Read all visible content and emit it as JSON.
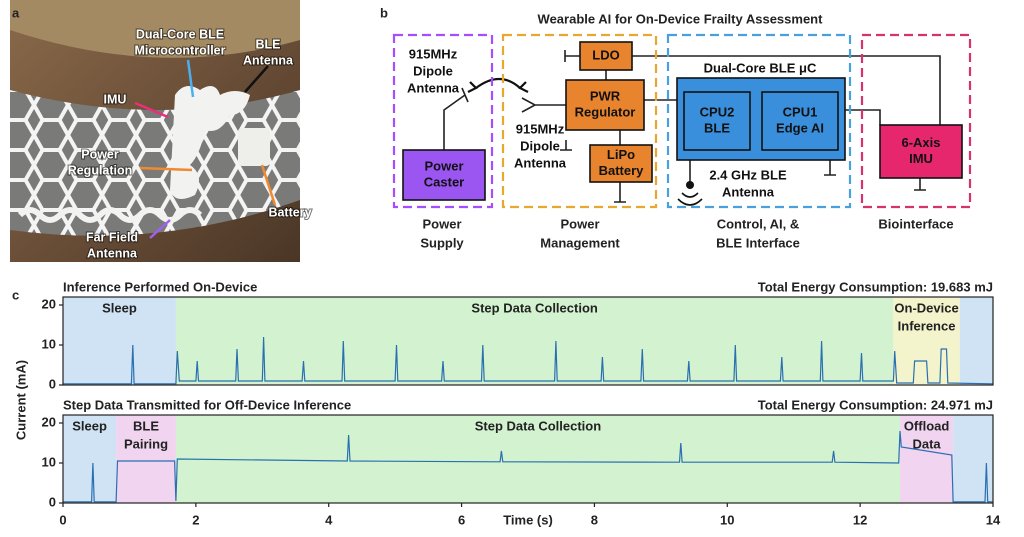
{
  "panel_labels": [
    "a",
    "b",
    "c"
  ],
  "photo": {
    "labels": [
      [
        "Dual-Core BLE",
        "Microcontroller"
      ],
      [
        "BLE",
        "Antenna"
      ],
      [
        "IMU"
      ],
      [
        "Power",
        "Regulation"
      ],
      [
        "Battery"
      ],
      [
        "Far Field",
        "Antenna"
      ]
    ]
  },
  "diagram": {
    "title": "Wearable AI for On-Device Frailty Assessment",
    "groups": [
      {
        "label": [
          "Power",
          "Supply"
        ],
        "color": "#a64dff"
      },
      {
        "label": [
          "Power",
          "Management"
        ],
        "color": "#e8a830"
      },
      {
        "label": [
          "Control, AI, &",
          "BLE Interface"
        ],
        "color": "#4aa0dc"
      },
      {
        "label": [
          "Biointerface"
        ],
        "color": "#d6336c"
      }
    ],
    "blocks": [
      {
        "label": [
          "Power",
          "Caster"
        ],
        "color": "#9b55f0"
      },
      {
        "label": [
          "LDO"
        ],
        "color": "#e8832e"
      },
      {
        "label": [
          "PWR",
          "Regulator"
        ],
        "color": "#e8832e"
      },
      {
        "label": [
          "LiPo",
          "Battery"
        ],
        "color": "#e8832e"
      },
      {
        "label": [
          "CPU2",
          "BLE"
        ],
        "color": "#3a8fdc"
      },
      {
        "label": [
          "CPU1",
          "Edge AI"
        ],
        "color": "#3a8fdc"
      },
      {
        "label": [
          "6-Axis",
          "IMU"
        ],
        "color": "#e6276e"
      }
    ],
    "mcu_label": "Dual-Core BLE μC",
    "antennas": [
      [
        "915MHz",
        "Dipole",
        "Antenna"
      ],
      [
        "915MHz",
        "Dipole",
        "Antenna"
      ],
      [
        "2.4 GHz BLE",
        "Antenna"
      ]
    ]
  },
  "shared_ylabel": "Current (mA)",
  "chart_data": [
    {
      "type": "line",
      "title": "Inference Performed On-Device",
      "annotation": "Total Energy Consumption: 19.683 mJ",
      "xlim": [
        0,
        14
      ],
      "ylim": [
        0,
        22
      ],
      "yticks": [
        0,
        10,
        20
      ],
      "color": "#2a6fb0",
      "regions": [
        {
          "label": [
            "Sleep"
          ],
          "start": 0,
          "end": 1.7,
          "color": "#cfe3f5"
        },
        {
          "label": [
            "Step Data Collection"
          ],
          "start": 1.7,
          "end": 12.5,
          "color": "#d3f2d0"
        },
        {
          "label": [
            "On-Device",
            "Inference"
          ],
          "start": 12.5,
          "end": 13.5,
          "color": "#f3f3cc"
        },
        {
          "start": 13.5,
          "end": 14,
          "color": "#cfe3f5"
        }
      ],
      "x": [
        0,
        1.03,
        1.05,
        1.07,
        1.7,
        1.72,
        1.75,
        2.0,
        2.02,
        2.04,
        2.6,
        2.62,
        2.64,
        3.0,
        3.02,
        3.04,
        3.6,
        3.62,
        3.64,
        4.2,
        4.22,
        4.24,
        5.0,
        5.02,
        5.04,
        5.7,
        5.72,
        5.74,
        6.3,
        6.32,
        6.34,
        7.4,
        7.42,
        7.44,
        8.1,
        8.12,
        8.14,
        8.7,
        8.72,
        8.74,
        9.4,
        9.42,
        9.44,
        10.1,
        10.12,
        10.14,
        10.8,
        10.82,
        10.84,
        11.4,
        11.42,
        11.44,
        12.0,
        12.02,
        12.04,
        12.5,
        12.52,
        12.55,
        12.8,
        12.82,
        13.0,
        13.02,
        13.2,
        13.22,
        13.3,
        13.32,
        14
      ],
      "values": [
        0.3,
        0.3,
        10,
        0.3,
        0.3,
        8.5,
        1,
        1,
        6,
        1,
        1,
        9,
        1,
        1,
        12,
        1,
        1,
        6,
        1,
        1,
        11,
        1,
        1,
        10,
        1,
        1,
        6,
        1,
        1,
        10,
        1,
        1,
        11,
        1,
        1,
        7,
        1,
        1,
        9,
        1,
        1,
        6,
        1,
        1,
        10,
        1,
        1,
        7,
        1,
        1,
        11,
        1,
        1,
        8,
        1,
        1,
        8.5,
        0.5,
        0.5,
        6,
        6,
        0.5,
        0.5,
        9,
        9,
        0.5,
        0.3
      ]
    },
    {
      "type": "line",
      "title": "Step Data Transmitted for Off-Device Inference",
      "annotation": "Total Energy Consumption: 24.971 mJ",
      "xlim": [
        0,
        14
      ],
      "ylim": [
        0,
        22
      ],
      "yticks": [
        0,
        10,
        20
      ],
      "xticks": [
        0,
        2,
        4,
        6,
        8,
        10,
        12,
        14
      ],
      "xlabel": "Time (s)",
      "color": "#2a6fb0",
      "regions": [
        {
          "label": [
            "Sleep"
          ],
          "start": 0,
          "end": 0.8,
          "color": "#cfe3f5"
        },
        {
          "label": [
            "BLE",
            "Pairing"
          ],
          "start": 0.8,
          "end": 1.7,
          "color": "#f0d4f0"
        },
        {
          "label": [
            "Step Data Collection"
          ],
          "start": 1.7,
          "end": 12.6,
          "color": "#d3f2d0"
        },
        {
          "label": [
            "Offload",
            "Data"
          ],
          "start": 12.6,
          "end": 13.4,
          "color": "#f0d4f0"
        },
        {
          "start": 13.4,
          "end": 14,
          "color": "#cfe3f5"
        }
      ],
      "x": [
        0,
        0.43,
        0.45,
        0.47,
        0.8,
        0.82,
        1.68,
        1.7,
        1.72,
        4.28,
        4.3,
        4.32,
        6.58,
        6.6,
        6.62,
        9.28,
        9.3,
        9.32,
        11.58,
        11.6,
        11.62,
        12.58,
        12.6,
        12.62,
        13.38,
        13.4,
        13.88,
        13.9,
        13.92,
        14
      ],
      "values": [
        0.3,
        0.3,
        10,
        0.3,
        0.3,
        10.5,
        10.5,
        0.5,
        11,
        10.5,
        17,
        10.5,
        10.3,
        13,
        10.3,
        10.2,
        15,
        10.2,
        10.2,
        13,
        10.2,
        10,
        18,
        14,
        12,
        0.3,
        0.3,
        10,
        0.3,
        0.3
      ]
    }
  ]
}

****************

GOAL:
In the entries above, find every line holding the word "Total" and copy it out.

SOLUTION TO THE PROBLEM:
      "annotation": "Total Energy Consumption: 19.683 mJ",
      "annotation": "Total Energy Consumption: 24.971 mJ",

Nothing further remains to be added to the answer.